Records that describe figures
◆ ◆ ◆ ◆ ◆

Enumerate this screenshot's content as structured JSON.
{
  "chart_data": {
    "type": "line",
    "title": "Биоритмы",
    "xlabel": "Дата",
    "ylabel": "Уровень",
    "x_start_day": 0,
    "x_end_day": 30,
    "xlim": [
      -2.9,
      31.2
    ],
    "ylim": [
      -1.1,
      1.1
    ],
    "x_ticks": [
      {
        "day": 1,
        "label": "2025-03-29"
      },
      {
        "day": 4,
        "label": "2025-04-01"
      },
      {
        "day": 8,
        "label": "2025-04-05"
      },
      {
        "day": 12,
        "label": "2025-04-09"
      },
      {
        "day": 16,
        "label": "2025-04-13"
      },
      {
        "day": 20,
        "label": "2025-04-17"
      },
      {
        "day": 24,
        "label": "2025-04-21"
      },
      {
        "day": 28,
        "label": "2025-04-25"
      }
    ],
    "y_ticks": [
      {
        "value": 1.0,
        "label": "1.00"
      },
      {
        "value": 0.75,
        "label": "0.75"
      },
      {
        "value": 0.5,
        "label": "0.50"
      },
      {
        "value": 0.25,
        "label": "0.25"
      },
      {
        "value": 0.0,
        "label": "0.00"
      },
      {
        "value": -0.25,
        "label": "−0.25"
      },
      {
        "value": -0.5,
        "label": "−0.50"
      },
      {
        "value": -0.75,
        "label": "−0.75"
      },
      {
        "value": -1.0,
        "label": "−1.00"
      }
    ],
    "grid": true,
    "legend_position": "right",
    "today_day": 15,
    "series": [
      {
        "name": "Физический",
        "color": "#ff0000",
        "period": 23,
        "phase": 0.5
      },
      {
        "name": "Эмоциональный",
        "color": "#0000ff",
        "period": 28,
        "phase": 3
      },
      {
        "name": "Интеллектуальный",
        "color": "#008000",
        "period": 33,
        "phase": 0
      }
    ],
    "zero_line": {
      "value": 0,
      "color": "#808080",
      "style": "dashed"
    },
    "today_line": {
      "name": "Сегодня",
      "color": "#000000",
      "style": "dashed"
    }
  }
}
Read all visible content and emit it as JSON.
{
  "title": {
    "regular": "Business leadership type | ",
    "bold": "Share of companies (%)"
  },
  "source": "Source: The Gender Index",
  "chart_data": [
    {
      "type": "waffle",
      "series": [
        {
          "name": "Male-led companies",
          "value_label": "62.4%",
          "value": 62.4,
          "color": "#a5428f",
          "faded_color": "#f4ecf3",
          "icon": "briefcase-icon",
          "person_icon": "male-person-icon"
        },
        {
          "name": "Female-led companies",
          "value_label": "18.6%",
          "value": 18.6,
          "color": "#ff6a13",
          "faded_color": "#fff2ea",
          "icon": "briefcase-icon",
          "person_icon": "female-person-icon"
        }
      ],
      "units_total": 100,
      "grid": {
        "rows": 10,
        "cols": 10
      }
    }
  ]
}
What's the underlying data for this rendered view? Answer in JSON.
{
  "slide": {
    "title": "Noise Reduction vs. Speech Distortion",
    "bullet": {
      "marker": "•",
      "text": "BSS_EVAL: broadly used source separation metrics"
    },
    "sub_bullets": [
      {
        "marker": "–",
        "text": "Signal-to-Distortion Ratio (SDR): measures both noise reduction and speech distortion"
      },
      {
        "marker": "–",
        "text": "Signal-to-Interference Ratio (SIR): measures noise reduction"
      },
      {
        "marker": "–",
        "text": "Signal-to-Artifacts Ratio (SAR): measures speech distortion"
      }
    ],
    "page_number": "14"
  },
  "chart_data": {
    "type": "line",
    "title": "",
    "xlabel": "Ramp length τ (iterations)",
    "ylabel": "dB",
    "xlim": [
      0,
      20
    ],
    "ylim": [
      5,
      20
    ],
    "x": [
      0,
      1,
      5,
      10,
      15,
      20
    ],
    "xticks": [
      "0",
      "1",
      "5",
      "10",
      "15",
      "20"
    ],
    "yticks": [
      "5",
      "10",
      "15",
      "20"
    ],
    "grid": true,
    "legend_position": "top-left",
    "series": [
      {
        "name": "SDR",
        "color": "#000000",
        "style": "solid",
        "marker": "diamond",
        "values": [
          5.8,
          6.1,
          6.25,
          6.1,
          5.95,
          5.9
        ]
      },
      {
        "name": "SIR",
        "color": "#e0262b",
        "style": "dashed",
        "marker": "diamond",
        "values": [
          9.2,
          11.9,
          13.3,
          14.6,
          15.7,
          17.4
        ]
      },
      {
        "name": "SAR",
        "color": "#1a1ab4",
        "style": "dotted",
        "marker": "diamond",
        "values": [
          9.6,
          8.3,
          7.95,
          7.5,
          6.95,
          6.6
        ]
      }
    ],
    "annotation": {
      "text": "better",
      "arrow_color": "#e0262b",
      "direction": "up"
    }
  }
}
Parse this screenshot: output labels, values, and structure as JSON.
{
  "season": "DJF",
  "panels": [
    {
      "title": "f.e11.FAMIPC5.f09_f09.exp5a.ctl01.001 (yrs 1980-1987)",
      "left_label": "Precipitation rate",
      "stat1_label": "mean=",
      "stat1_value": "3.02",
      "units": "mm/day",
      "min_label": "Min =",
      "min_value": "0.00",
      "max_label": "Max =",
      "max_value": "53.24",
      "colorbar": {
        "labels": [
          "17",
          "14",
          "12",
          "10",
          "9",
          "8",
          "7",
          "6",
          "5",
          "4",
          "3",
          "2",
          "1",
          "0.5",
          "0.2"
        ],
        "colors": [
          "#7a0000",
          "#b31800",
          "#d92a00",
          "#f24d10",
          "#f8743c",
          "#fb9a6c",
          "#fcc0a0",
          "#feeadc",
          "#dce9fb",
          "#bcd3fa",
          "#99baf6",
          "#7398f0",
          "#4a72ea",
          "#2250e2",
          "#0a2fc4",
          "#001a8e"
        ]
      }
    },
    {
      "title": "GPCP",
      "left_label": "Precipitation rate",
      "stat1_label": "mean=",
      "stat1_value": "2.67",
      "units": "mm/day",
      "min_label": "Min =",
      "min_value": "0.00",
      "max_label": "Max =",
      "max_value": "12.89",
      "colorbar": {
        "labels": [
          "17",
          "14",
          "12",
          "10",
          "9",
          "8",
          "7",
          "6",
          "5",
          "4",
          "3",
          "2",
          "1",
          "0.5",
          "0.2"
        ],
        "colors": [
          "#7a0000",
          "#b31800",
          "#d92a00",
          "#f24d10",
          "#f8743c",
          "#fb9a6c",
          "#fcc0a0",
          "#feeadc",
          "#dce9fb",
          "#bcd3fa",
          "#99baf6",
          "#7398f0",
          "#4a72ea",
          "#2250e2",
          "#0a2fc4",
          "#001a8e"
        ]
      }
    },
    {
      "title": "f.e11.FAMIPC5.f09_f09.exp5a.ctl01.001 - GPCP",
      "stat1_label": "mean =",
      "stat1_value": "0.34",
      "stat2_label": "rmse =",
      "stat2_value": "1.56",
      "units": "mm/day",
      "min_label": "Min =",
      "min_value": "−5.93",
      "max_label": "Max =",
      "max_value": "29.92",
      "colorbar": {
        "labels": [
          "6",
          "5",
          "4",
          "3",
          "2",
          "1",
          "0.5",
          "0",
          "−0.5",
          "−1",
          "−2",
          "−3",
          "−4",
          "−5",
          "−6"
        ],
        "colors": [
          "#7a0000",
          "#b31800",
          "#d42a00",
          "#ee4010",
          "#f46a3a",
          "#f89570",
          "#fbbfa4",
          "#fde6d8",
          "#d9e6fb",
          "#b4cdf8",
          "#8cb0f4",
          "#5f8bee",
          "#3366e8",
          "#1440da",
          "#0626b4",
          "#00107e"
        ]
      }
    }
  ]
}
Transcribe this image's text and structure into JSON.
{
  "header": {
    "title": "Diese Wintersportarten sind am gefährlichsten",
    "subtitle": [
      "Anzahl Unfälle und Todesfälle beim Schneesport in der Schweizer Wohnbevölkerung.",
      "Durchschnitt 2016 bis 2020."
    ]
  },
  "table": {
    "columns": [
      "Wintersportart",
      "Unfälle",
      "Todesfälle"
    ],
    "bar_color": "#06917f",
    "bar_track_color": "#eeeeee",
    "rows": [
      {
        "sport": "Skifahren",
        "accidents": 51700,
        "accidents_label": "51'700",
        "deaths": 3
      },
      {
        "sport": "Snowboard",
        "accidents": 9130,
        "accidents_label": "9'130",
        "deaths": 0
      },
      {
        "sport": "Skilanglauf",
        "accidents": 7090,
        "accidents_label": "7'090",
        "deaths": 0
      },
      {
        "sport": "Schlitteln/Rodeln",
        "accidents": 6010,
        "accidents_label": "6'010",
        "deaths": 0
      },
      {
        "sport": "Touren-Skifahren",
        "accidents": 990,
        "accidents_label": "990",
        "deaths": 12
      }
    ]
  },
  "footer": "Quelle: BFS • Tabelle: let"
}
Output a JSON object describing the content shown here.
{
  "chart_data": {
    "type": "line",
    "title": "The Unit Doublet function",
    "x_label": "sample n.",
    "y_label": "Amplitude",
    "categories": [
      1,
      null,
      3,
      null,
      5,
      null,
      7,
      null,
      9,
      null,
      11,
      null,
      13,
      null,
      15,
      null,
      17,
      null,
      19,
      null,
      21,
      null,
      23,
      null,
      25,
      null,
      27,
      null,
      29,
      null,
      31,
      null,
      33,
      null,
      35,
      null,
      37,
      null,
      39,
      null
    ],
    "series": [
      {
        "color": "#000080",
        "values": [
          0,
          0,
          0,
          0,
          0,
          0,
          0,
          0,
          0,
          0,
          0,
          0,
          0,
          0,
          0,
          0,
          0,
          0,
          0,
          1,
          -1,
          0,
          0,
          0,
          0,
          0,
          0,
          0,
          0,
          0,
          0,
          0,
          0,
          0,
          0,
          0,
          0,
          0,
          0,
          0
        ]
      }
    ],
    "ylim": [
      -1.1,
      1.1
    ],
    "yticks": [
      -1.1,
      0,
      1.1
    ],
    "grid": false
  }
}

◆ ◆ ◆ ◆ ◆

# What to work on
Give the number of lines where the string "name" occurs, without any further text.

# Written reply
9